As if being a complete stooge were not enough to keep me awake that night, my daughter called me, hysterically weeping, a little before 10 PM, to tell me that her cat, Gally, who has been with her since she was an undergrad at the University of North Texas, was missing. He darted out the front door and had been missing for hours by the time my daughter arrived home from work. I consoled her; told her that if she hasn’t found a body, that’s a good sign, AND, that cat is such a little psycho that it’s not like anyone could pick him up (my daughter is the only human this cat tolerates picking him up without growling), and any dog that approaches him would find out quickly that it’s better to just back off and leave while the dog still has all his body parts.
I am not much of a praying person any more, but every time I fitted and startled awake because of the Unicorder carving a dent in my skull, I threw up another prayer that that damned cat would come home. My heart hurt for my daughter.
I was supposed to sleep at least 6 hours that night. I slept no more than 3.
Oh, and the little shit of a cat waltzed in the door around 5 AM when my daughter opened it to go out and start looking for him again.

Luckily, when I called the doc’s office that morning and told them about me being stupid and worrying all night about my daughter and definitely not getting a good study done, they were very good natured about it and let me keep the Unicorder another night so I could get a good reading. And did I ever.
[GASP.]

Likely due to the extreme fatigue of not sleeping the night before, plus the meds I was given for the (sleeve have-to) endoscopy (examination of my upper GI tract by using a long tube with a camera on it, for which I was knocked out), I stopped breathing repeatedly that night. I know this because I WOKE UP–GASPED–not just stirred–but WOKE UP–GASPED–when my brain said, “Oh, shit! We’re REALLY not breathing, like, this is some serious shit!”

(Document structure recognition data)
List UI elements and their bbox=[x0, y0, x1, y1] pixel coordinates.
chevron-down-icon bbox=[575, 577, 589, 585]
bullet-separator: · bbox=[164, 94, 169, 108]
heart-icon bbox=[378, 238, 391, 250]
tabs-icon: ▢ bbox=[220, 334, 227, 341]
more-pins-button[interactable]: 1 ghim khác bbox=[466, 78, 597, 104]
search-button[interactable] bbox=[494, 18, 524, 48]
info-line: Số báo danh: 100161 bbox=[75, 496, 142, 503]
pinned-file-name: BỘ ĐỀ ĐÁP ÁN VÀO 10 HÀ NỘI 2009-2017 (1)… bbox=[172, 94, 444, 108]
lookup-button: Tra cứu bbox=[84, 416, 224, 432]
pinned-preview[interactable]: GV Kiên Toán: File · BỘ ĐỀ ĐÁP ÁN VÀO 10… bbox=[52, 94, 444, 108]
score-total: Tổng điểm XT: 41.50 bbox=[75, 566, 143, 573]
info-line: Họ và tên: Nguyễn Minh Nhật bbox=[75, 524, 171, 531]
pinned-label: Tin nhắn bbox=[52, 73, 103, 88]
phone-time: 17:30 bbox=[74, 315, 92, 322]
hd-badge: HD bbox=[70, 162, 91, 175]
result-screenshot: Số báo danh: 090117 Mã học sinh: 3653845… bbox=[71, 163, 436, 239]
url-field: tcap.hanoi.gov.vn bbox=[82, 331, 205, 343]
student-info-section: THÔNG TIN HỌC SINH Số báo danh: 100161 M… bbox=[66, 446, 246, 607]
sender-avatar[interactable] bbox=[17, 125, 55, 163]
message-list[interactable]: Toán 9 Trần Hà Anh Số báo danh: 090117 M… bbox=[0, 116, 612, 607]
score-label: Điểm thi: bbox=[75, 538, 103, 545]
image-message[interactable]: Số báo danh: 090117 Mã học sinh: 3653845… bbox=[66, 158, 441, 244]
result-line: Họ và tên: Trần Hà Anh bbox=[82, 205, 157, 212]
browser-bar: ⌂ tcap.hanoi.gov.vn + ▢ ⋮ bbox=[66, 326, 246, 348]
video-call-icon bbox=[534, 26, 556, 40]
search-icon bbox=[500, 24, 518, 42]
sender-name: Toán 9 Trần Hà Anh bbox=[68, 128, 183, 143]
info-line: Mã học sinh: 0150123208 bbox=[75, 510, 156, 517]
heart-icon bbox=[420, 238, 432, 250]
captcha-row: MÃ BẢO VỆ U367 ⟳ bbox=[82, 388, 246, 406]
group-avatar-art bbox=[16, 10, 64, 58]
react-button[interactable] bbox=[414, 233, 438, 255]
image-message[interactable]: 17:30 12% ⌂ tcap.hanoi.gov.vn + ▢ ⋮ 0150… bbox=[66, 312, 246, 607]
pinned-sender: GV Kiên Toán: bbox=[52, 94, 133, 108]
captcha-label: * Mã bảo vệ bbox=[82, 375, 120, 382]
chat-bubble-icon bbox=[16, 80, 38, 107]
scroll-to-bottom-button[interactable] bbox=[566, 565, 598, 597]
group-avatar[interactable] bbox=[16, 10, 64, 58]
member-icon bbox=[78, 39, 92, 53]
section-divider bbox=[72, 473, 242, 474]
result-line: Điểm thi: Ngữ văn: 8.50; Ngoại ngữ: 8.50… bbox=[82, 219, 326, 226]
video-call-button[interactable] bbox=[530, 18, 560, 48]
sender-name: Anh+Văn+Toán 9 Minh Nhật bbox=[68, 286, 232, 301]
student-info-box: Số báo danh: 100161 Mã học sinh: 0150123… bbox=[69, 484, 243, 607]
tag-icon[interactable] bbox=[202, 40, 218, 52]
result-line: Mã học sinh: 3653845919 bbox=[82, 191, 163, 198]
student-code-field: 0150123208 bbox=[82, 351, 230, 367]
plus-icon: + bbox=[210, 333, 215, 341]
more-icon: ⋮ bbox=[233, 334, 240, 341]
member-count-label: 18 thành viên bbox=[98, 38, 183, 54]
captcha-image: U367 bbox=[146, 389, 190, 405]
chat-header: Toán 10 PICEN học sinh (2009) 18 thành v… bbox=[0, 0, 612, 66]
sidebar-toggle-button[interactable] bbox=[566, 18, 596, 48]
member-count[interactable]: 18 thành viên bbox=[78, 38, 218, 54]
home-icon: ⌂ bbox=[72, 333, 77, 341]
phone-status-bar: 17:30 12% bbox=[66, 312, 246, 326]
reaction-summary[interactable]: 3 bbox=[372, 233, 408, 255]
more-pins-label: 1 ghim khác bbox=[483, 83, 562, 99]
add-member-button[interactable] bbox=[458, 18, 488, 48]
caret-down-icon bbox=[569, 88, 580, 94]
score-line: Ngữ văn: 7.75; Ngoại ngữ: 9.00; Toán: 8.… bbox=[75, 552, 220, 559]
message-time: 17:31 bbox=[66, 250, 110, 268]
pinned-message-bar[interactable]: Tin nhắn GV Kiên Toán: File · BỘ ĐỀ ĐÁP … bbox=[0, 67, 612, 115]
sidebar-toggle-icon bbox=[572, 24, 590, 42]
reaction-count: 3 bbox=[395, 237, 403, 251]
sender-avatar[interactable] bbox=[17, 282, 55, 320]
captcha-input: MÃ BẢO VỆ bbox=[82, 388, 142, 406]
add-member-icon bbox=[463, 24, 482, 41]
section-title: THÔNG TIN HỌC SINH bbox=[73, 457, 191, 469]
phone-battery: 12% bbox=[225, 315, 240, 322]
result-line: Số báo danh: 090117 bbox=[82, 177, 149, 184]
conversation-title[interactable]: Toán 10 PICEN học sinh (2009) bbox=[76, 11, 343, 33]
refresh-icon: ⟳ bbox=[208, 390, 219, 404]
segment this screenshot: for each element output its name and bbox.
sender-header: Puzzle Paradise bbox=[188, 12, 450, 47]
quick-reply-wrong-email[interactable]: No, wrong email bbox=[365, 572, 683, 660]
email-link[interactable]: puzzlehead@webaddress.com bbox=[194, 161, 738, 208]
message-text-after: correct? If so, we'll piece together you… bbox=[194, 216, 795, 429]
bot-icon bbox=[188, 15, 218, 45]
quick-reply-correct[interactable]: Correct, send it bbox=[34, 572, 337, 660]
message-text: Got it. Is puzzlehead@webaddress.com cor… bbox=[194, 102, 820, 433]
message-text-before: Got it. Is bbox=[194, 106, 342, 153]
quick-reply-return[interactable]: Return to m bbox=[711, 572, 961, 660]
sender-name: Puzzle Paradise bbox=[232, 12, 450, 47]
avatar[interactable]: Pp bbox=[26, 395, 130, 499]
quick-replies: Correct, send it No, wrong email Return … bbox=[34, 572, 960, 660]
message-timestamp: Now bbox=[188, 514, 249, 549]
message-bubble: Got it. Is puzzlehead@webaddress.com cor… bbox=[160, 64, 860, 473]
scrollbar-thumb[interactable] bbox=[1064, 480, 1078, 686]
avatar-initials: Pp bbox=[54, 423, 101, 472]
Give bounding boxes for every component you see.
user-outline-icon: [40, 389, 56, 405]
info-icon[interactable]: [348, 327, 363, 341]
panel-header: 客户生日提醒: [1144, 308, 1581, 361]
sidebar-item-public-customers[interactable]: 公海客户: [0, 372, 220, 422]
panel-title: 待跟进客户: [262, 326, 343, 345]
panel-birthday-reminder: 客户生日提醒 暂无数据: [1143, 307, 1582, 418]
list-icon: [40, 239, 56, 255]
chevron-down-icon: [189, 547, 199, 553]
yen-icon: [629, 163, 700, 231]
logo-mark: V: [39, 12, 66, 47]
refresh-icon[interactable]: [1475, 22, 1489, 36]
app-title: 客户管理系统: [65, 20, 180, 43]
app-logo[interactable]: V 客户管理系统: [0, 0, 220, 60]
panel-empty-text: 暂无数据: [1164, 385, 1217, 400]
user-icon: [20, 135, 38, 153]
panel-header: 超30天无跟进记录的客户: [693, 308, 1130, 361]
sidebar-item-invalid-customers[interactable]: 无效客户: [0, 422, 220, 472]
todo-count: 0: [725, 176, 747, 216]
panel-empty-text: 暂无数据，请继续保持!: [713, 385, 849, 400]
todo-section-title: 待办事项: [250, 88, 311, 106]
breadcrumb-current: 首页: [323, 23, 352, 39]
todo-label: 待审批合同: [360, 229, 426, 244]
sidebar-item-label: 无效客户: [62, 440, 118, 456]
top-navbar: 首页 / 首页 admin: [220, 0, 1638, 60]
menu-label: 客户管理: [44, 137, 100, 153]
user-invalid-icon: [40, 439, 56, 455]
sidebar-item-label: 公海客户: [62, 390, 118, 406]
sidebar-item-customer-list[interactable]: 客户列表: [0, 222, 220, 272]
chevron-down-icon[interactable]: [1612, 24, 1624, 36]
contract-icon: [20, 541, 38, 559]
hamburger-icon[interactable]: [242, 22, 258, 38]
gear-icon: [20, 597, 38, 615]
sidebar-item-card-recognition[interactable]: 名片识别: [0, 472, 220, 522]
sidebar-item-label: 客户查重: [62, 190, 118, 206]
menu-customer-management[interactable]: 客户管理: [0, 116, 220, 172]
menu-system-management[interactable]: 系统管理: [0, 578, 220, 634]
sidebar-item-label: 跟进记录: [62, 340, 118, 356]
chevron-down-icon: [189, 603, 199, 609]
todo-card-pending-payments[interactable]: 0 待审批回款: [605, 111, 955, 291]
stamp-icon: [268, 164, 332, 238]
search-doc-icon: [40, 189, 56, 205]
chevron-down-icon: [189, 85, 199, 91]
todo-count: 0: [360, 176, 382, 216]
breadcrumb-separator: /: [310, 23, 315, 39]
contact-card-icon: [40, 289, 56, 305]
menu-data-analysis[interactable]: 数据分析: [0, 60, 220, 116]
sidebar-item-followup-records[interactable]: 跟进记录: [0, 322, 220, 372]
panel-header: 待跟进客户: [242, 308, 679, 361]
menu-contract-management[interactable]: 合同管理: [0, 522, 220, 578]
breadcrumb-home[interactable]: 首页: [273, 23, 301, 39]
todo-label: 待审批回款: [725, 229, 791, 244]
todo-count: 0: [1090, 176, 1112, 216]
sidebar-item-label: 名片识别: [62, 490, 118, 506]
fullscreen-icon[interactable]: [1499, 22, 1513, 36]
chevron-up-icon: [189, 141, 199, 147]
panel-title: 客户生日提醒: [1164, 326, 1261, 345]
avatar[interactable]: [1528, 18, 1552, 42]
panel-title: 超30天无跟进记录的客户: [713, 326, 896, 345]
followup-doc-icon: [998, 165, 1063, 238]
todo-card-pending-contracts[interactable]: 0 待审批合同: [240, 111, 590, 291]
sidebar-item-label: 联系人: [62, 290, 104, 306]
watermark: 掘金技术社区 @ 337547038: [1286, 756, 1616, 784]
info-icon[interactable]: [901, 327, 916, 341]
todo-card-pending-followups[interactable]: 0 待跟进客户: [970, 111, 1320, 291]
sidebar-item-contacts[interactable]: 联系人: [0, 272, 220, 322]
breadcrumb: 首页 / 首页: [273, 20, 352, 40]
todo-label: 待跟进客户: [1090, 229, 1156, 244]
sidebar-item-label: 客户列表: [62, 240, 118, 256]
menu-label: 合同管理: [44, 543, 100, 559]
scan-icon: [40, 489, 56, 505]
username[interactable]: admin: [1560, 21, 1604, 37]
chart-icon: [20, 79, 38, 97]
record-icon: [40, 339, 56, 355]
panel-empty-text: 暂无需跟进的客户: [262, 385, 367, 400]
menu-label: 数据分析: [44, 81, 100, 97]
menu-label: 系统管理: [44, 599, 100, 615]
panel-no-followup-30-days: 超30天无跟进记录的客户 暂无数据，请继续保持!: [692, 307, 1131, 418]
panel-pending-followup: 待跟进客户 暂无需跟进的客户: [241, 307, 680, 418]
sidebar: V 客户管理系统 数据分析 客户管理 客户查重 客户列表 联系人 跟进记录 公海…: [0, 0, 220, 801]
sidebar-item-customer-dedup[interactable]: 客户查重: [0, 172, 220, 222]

■ **WORK INSTRUCTIONS**
A. In the sleep-study account, at about what time did the missing cat come back inside?
B. Revise the sleep-study account, beginning at "I am not much" and stopping after "did I ever.", with "Unicorder" changed to "sleep monitor" throughout.

■ **SET OF ANSWERS**
A. Around 5 AM, when the daughter opened the door to go out and look for him again.

B.
I am not much of a praying person any more, but every time I fitted and startled awake because of the sleep monitor carving a dent in my skull, I threw up another prayer that that damned cat would come home. My heart hurt for my daughter.
I was supposed to sleep at least 6 hours that night. I slept no more than 3.
Oh, and the little shit of a cat waltzed in the door around 5 AM when my daughter opened it to go out and start looking for him again.

Luckily, when I called the doc’s office that morning and told them about me being stupid and worrying all night about my daughter and definitely not getting a good study done, they were very good natured about it and let me keep the sleep monitor another night so I could get a good reading. And did I ever.